§ WHAT IS REQUIRED: Write the material out again in full, exactly.

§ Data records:
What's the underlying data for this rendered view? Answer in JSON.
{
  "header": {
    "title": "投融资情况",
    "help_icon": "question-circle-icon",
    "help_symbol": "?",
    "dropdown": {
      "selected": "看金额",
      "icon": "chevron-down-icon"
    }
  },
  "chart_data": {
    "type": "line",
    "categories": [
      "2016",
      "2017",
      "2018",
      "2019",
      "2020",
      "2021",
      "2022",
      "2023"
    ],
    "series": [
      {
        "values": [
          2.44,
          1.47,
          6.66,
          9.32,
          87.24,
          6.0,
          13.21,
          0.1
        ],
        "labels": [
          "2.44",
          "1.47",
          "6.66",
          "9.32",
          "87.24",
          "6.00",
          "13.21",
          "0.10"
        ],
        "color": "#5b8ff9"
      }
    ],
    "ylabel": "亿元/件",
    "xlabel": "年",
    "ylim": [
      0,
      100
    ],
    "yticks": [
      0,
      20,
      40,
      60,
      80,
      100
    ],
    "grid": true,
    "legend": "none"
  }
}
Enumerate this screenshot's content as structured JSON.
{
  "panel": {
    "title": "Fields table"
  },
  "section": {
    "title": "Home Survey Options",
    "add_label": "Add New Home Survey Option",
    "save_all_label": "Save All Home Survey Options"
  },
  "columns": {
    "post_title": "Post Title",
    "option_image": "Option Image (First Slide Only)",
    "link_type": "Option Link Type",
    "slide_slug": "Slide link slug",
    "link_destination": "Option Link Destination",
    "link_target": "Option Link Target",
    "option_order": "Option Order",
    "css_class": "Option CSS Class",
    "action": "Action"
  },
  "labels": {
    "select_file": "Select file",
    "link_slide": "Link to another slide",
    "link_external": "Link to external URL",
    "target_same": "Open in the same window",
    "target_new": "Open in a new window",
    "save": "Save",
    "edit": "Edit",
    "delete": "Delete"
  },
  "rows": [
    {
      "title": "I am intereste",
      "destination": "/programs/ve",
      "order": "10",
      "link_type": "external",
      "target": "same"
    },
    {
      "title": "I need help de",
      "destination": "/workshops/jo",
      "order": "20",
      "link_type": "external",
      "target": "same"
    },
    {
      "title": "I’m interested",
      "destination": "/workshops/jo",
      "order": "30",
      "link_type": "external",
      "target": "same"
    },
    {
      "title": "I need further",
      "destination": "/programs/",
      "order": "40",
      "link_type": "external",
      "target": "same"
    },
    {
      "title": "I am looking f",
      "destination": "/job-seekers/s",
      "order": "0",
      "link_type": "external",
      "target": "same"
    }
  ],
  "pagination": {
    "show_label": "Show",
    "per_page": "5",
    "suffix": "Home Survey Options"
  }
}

§ WORKED ANSWER:
What's the underlying data for this rendered view? Answer in JSON.
{
  "header": {
    "title": "投融资情况",
    "help_icon": "question-circle-icon",
    "help_symbol": "?",
    "dropdown": {
      "selected": "看金额",
      "icon": "chevron-down-icon"
    }
  },
  "chart_data": {
    "type": "line",
    "categories": [
      "2016",
      "2017",
      "2018",
      "2019",
      "2020",
      "2021",
      "2022",
      "2023"
    ],
    "series": [
      {
        "values": [
          2.44,
          1.47,
          6.66,
          9.32,
          87.24,
          6.0,
          13.21,
          0.1
        ],
        "labels": [
          "2.44",
          "1.47",
          "6.66",
          "9.32",
          "87.24",
          "6.00",
          "13.21",
          "0.10"
        ],
        "color": "#5b8ff9"
      }
    ],
    "ylabel": "亿元/件",
    "xlabel": "年",
    "ylim": [
      0,
      100
    ],
    "yticks": [
      0,
      20,
      40,
      60,
      80,
      100
    ],
    "grid": true,
    "legend": "none"
  }
}
Enumerate this screenshot's content as structured JSON.
{
  "panel": {
    "title": "Fields table"
  },
  "section": {
    "title": "Home Survey Options",
    "add_label": "Add New Home Survey Option",
    "save_all_label": "Save All Home Survey Options"
  },
  "columns": {
    "post_title": "Post Title",
    "option_image": "Option Image (First Slide Only)",
    "link_type": "Option Link Type",
    "slide_slug": "Slide link slug",
    "link_destination": "Option Link Destination",
    "link_target": "Option Link Target",
    "option_order": "Option Order",
    "css_class": "Option CSS Class",
    "action": "Action"
  },
  "labels": {
    "select_file": "Select file",
    "link_slide": "Link to another slide",
    "link_external": "Link to external URL",
    "target_same": "Open in the same window",
    "target_new": "Open in a new window",
    "save": "Save",
    "edit": "Edit",
    "delete": "Delete"
  },
  "rows": [
    {
      "title": "I am intereste",
      "destination": "/programs/ve",
      "order": "10",
      "link_type": "external",
      "target": "same"
    },
    {
      "title": "I need help de",
      "destination": "/workshops/jo",
      "order": "20",
      "link_type": "external",
      "target": "same"
    },
    {
      "title": "I’m interested",
      "destination": "/workshops/jo",
      "order": "30",
      "link_type": "external",
      "target": "same"
    },
    {
      "title": "I need further",
      "destination": "/programs/",
      "order": "40",
      "link_type": "external",
      "target": "same"
    },
    {
      "title": "I am looking f",
      "destination": "/job-seekers/s",
      "order": "0",
      "link_type": "external",
      "target": "same"
    }
  ],
  "pagination": {
    "show_label": "Show",
    "per_page": "5",
    "suffix": "Home Survey Options"
  }
}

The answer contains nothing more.